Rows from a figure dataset

-.-.-

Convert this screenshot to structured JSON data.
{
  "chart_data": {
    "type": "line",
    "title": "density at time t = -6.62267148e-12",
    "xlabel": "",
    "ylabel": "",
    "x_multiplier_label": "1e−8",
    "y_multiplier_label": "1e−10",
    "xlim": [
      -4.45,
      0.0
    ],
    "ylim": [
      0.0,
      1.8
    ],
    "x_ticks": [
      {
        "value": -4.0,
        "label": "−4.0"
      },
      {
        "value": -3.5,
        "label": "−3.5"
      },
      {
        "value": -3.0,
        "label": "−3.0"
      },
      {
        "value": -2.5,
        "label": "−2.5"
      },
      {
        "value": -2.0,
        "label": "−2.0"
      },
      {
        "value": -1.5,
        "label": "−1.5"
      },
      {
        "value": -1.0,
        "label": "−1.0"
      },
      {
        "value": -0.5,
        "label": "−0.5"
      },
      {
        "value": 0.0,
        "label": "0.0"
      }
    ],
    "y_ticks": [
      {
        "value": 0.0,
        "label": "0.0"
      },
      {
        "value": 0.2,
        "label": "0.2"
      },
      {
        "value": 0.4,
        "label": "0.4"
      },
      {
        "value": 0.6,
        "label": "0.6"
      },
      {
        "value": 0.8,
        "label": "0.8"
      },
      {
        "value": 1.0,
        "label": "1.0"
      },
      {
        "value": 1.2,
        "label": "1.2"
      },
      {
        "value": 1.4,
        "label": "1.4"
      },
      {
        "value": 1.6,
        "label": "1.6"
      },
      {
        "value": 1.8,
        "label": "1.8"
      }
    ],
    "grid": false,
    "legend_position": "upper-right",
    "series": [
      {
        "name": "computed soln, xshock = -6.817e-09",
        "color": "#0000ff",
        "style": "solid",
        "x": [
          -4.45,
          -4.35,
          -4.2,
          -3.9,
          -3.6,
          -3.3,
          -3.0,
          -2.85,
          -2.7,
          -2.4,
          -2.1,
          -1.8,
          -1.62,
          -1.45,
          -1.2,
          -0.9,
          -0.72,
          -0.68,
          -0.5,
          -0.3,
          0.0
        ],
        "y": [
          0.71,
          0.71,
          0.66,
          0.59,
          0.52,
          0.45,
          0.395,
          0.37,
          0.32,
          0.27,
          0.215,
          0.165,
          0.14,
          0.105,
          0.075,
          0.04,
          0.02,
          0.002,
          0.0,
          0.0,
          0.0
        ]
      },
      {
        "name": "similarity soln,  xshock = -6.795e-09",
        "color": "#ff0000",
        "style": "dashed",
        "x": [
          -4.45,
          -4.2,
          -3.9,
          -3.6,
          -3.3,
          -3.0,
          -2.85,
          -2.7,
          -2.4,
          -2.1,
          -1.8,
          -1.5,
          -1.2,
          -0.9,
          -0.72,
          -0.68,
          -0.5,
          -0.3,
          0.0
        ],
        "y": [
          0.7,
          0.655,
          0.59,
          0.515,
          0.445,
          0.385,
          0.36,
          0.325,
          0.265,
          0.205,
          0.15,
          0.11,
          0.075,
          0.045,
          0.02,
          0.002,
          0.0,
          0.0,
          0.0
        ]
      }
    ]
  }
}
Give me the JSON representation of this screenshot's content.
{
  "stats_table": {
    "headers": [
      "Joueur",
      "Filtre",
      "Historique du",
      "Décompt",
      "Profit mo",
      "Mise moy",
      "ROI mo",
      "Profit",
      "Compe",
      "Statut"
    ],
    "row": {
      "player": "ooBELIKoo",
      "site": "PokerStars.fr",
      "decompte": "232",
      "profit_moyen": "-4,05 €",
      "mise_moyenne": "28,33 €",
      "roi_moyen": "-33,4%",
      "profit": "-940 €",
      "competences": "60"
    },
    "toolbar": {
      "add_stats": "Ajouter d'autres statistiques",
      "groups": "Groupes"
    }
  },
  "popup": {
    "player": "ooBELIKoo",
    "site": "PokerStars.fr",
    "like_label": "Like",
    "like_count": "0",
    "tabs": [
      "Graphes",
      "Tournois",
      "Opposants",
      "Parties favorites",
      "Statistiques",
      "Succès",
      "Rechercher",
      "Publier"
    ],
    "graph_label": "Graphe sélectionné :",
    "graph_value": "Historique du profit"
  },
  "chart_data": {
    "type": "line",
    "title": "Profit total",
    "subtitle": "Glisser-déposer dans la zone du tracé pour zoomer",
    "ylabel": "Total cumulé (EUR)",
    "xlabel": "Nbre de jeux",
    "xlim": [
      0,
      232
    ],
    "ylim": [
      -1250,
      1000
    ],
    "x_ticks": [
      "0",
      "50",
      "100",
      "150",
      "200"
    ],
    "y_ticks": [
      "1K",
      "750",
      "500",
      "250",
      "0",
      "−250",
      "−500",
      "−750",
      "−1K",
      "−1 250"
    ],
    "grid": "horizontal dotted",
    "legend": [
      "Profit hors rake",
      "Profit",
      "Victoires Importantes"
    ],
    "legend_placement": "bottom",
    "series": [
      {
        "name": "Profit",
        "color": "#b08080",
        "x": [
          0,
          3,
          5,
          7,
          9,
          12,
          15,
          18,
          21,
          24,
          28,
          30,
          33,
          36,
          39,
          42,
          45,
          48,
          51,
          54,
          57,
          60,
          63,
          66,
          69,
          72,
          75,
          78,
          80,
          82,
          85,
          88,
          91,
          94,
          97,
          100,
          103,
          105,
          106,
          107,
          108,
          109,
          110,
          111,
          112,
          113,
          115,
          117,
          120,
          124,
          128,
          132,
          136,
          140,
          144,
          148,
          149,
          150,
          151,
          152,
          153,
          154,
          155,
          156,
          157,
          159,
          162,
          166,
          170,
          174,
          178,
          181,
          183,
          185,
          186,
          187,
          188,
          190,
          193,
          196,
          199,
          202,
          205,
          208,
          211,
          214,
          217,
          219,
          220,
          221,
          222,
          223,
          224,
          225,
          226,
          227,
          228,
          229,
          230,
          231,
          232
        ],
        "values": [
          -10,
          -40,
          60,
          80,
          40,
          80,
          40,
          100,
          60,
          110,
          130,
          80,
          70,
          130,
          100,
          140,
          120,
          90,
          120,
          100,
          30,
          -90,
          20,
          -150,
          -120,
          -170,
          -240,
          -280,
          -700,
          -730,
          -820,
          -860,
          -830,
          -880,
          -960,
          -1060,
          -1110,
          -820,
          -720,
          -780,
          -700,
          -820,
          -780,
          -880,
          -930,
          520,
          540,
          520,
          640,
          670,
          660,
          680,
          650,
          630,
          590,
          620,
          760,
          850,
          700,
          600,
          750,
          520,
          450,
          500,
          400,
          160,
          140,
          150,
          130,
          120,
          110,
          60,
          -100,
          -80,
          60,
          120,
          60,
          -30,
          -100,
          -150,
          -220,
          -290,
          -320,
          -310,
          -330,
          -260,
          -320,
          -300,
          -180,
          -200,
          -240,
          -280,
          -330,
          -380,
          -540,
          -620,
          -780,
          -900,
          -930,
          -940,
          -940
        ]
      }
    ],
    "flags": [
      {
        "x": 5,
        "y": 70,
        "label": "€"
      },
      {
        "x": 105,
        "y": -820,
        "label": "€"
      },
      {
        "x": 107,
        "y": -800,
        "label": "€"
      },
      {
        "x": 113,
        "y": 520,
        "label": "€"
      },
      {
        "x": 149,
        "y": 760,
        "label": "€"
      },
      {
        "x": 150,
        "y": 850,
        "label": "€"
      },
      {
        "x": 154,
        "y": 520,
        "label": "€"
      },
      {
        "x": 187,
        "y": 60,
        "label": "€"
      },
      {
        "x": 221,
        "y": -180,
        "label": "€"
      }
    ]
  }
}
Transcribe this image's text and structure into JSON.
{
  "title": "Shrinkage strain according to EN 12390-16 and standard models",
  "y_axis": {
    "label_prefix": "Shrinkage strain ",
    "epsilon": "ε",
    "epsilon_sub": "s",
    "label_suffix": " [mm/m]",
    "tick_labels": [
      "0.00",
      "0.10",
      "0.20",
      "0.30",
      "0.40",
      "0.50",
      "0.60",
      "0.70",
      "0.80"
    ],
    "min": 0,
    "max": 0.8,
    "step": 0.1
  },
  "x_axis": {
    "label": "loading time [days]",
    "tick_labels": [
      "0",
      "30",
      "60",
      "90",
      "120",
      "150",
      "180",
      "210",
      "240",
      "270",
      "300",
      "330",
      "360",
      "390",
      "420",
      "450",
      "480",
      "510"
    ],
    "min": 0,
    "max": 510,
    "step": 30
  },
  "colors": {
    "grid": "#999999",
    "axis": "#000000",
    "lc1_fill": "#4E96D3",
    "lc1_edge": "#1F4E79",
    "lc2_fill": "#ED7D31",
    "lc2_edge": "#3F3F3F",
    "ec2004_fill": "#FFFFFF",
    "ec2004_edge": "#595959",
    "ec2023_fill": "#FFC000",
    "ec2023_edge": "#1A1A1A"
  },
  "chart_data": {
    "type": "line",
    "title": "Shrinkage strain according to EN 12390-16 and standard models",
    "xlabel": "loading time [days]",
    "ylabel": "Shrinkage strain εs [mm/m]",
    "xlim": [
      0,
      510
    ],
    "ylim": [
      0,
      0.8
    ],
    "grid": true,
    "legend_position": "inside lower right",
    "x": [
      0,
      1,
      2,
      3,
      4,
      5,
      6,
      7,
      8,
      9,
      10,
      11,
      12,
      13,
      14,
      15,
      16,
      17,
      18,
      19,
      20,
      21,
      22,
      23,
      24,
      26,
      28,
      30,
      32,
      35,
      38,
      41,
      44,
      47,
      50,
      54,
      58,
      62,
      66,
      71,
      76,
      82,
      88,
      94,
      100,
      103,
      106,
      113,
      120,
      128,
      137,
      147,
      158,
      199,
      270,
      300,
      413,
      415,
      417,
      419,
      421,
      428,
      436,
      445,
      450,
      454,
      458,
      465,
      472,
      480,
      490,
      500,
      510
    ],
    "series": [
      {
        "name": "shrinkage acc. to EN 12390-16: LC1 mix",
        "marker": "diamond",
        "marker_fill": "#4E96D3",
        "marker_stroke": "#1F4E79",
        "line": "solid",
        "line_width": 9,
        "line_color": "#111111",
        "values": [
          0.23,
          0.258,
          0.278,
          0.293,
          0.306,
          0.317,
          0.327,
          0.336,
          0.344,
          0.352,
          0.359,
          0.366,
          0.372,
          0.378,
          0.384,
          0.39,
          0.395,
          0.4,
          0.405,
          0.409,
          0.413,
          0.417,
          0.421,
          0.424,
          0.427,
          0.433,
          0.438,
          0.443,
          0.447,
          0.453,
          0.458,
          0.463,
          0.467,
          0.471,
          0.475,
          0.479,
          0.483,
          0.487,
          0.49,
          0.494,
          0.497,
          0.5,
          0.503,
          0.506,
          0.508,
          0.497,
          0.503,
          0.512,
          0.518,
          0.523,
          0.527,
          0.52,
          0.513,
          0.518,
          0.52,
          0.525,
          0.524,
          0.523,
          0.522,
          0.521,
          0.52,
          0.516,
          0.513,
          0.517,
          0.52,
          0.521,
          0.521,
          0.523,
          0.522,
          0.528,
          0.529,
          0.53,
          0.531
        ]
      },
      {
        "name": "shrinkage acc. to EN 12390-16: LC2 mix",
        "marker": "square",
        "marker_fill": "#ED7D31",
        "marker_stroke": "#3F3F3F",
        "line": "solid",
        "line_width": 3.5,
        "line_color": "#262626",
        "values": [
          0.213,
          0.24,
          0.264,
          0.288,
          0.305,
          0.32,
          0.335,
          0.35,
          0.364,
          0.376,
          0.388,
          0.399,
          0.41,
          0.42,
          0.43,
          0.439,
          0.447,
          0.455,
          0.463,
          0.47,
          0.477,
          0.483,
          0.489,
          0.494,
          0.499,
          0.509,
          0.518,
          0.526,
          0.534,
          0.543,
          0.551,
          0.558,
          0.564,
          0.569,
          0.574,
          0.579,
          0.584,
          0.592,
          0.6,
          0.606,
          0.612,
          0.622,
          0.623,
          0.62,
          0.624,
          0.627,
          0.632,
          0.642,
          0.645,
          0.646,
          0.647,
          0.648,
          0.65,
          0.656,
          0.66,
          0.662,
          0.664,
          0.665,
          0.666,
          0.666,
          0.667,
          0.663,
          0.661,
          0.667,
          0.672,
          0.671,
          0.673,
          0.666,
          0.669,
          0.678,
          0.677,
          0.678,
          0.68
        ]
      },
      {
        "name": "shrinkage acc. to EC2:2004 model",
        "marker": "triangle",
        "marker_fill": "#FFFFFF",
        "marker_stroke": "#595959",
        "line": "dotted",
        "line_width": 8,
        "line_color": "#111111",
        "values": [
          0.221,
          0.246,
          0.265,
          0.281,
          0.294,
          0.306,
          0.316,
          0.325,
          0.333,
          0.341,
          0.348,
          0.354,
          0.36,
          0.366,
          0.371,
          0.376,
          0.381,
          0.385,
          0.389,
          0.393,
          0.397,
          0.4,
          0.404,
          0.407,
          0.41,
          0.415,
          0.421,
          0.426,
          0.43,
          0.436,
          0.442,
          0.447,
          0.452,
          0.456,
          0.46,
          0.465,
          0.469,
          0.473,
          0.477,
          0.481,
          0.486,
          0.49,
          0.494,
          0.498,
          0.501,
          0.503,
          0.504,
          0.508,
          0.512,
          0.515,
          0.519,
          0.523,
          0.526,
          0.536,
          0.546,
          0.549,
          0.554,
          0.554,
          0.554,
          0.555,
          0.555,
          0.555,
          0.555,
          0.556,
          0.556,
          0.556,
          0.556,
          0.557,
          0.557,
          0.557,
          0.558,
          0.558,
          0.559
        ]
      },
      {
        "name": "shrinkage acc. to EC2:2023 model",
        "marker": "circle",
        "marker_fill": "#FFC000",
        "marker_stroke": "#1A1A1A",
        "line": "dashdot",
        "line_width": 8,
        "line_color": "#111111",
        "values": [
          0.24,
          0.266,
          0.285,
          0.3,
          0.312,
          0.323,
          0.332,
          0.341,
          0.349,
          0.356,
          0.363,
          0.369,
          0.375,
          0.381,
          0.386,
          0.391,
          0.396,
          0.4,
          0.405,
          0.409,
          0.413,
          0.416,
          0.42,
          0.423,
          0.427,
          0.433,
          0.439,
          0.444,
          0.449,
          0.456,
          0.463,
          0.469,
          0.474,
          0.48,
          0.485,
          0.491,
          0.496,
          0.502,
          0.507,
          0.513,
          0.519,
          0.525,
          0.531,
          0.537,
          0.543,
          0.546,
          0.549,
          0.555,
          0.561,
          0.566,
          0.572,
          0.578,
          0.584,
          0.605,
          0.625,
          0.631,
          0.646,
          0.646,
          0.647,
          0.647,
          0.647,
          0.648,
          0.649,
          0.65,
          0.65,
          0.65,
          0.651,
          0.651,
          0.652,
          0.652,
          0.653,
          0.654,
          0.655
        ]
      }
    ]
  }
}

-.-.-

Aim of the task:
Copy out each line that contains the word "soln".

Full solution:
        "name": "computed soln, xshock = -6.817e-09",
        "name": "similarity soln,  xshock = -6.795e-09",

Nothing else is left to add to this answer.